=== Task requirements ===
Update the stretch from "Offinso is the" through "and Akomadan respectively." in the Offinso passage, replacing "anglicised" with "anglicized".

=== Excerpt provided ===
Offinso, is a town in the Offinso Municipality in the Ashanti Region of Ghana. The town is about fifteen minutes drive from Kumasi, the capital of the Ashanti Region; due to Offinso's proximity to Kumasi, many of the Offinso natives have relocated to Kumasi.

The indigenous people are Asante (Asantefoɔ) thus the dominance of Asante Culture in the town. 

Offinso is the anglicised version of 'ɔfenso'. The town was named after the River Ofe (ɔfe in Asante) which serves as the boundary for the Offinso  South Municipality and Ahenkro, a town in the Afigya Sekyere District also in Ashanti Region.

History and population 

The old Offinso District was divided into Offinso South Municipal and Offinso North District with their capitals at New Offinso and Akomadan respectively.

According to the 2000 Population Census in Ghana, 138,190 inhabitants were living in Offinso - most of them being the native Asante people.

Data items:

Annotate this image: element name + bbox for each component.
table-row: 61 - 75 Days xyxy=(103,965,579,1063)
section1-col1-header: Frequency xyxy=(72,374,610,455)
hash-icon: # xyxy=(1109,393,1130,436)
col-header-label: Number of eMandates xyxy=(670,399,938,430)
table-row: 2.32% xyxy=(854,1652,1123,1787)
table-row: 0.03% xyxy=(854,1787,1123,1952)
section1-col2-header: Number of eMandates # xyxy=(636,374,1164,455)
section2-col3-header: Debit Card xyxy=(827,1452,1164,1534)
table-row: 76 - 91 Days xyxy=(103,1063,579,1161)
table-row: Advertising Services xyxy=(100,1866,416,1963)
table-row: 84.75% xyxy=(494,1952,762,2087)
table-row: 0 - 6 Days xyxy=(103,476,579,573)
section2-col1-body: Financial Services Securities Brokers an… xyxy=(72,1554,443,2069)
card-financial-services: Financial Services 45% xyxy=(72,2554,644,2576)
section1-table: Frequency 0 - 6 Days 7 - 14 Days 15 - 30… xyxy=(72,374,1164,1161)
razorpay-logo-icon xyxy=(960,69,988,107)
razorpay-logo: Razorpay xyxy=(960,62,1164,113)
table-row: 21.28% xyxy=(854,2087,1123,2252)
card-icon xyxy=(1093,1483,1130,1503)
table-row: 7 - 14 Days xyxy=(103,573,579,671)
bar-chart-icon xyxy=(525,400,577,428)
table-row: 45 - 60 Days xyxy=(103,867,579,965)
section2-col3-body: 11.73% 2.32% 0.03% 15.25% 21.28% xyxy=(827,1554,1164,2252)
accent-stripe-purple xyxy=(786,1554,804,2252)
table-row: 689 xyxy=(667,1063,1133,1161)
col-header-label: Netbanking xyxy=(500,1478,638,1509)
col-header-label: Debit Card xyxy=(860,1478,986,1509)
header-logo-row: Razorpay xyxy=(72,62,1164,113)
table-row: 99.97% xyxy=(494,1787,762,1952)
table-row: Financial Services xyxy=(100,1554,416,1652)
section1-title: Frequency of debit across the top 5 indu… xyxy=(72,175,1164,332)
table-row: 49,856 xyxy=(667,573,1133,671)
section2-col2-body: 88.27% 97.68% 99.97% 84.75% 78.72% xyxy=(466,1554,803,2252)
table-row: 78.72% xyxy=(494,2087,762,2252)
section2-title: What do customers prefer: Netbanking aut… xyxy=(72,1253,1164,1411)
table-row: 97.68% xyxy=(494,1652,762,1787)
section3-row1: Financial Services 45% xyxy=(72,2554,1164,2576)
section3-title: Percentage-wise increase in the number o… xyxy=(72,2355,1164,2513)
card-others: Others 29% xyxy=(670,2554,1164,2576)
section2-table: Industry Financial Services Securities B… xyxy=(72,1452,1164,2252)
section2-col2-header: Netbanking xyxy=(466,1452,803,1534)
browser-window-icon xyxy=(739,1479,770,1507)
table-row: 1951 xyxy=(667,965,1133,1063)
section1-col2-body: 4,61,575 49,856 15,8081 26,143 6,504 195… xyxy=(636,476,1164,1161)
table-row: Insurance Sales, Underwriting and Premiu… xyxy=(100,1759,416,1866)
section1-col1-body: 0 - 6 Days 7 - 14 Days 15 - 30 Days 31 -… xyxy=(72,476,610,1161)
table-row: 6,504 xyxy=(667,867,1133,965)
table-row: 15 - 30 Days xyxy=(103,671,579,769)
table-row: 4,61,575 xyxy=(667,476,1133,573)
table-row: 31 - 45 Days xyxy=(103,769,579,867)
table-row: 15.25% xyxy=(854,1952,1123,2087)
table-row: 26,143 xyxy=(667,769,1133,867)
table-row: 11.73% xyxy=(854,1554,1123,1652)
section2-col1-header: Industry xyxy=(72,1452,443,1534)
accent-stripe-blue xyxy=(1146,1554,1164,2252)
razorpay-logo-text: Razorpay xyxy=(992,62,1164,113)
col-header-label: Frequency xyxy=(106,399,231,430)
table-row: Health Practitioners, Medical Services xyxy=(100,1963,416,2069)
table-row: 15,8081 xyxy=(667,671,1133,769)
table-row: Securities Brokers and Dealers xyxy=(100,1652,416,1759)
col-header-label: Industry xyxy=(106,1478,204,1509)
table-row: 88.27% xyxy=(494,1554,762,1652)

=== Output below ===
Offinso is the anglicized version of 'ɔfenso'. The town was named after the River Ofe (ɔfe in Asante) which serves as the boundary for the Offinso  South Municipality and Ahenkro, a town in the Afigya Sekyere District also in Ashanti Region.

History and population 

The old Offinso District was divided into Offinso South Municipal and Offinso North District with their capitals at New Offinso and Akomadan respectively.